** start Data lines **
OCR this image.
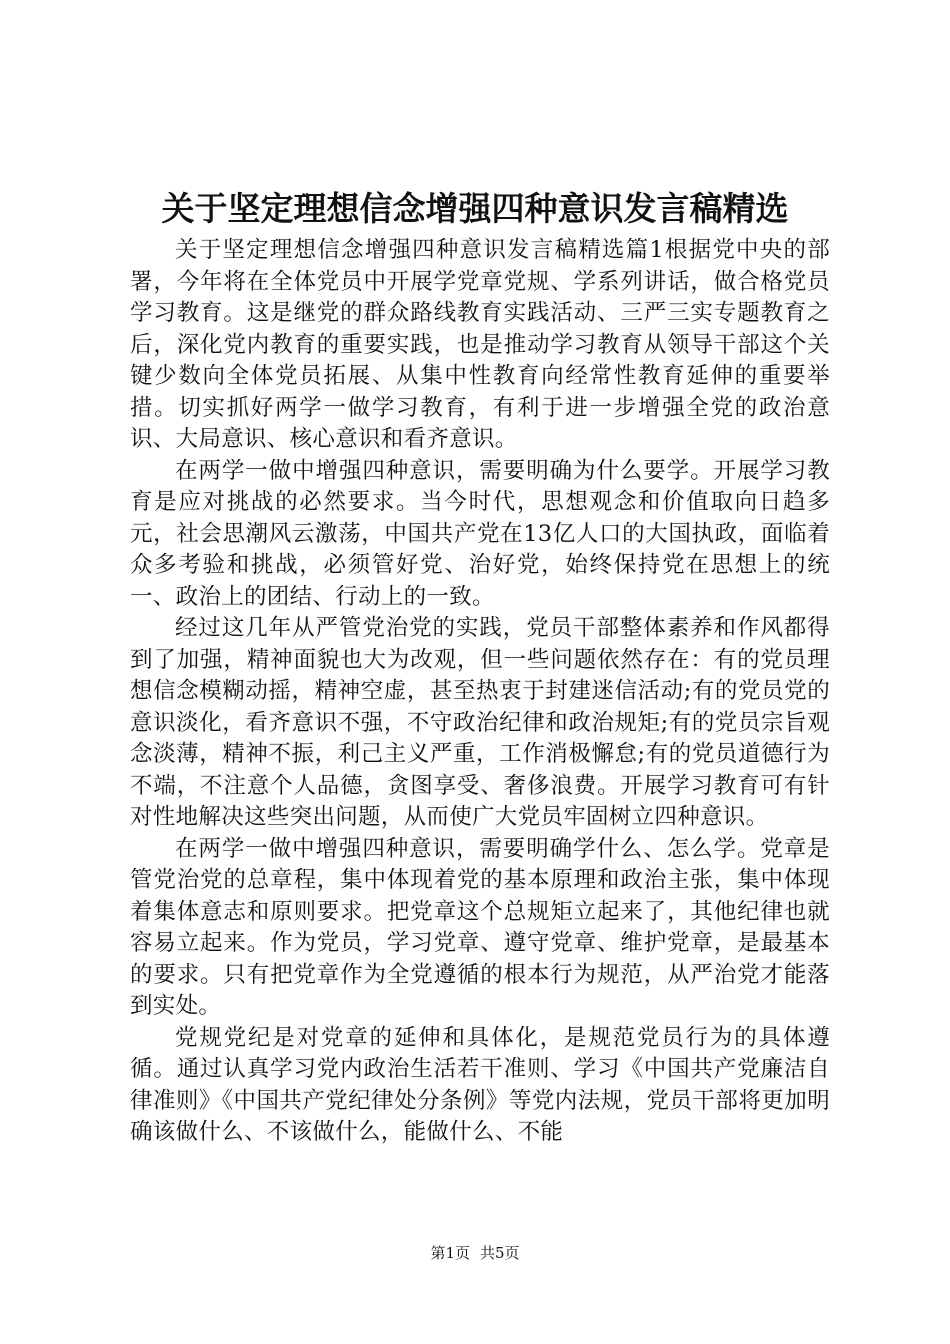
关于坚定理想信念增强四种意识发言稿精选

关于坚定理想信念增强四种意识发言稿精选篇1根据党中央的部署，今年将在全体党员中开展学党章党规、学系列讲话，做合格党员学习教育。这是继党的群众路线教育实践活动、三严三实专题教育之后，深化党内教育的重要实践，也是推动学习教育从领导干部这个关键少数向全体党员拓展、从集中性教育向经常性教育延伸的重要举措。切实抓好两学一做学习教育，有利于进一步增强全党的政治意识、大局意识、核心意识和看齐意识。

在两学一做中增强四种意识，需要明确为什么要学。开展学习教育是应对挑战的必然要求。当今时代，思想观念和价值取向日趋多元，社会思潮风云激荡，中国共产党在13亿人口的大国执政，面临着众多考验和挑战，必须管好党、治好党，始终保持党在思想上的统一、政治上的团结、行动上的一致。

经过这几年从严管党治党的实践，党员干部整体素养和作风都得到了加强，精神面貌也大为改观，但一些问题依然存在：有的党员理想信念模糊动摇，精神空虚，甚至热衷于封建迷信活动;有的党员党的意识淡化，看齐意识不强，不守政治纪律和政治规矩;有的党员宗旨观念淡薄，精神不振，利己主义严重，工作消极懈怠;有的党员道德行为不端，不注意个人品德，贪图享受、奢侈浪费。开展学习教育可有针对性地解决这些突出问题，从而使广大党员牢固树立四种意识。

在两学一做中增强四种意识，需要明确学什么、怎么学。党章是管党治党的总章程，集中体现着党的基本原理和政治主张，集中体现着集体意志和原则要求。把党章这个总规矩立起来了，其他纪律也就容易立起来。作为党员，学习党章、遵守党章、维护党章，是最基本的要求。只有把党章作为全党遵循的根本行为规范，从严治党才能落到实处。

党规党纪是对党章的延伸和具体化，是规范党员行为的具体遵循。通过认真学习党内政治生活若干准则、学习《中国共产党廉洁自律准则》《中国共产党纪律处分条例》等党内法规，党员干部将更加明确该做什么、不该做什么，能做什么、不能

第1页 共5页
** end Data lines **
» Exercise directions
Write out again every line above exactly as given; the pictures do not belong in the copy.

» Solution to this task
OCR this image.
关于坚定理想信念增强四种意识发言稿精选

关于坚定理想信念增强四种意识发言稿精选篇1根据党中央的部署，今年将在全体党员中开展学党章党规、学系列讲话，做合格党员学习教育。这是继党的群众路线教育实践活动、三严三实专题教育之后，深化党内教育的重要实践，也是推动学习教育从领导干部这个关键少数向全体党员拓展、从集中性教育向经常性教育延伸的重要举措。切实抓好两学一做学习教育，有利于进一步增强全党的政治意识、大局意识、核心意识和看齐意识。

在两学一做中增强四种意识，需要明确为什么要学。开展学习教育是应对挑战的必然要求。当今时代，思想观念和价值取向日趋多元，社会思潮风云激荡，中国共产党在13亿人口的大国执政，面临着众多考验和挑战，必须管好党、治好党，始终保持党在思想上的统一、政治上的团结、行动上的一致。

经过这几年从严管党治党的实践，党员干部整体素养和作风都得到了加强，精神面貌也大为改观，但一些问题依然存在：有的党员理想信念模糊动摇，精神空虚，甚至热衷于封建迷信活动;有的党员党的意识淡化，看齐意识不强，不守政治纪律和政治规矩;有的党员宗旨观念淡薄，精神不振，利己主义严重，工作消极懈怠;有的党员道德行为不端，不注意个人品德，贪图享受、奢侈浪费。开展学习教育可有针对性地解决这些突出问题，从而使广大党员牢固树立四种意识。

在两学一做中增强四种意识，需要明确学什么、怎么学。党章是管党治党的总章程，集中体现着党的基本原理和政治主张，集中体现着集体意志和原则要求。把党章这个总规矩立起来了，其他纪律也就容易立起来。作为党员，学习党章、遵守党章、维护党章，是最基本的要求。只有把党章作为全党遵循的根本行为规范，从严治党才能落到实处。

党规党纪是对党章的延伸和具体化，是规范党员行为的具体遵循。通过认真学习党内政治生活若干准则、学习《中国共产党廉洁自律准则》《中国共产党纪律处分条例》等党内法规，党员干部将更加明确该做什么、不该做什么，能做什么、不能

第1页 共5页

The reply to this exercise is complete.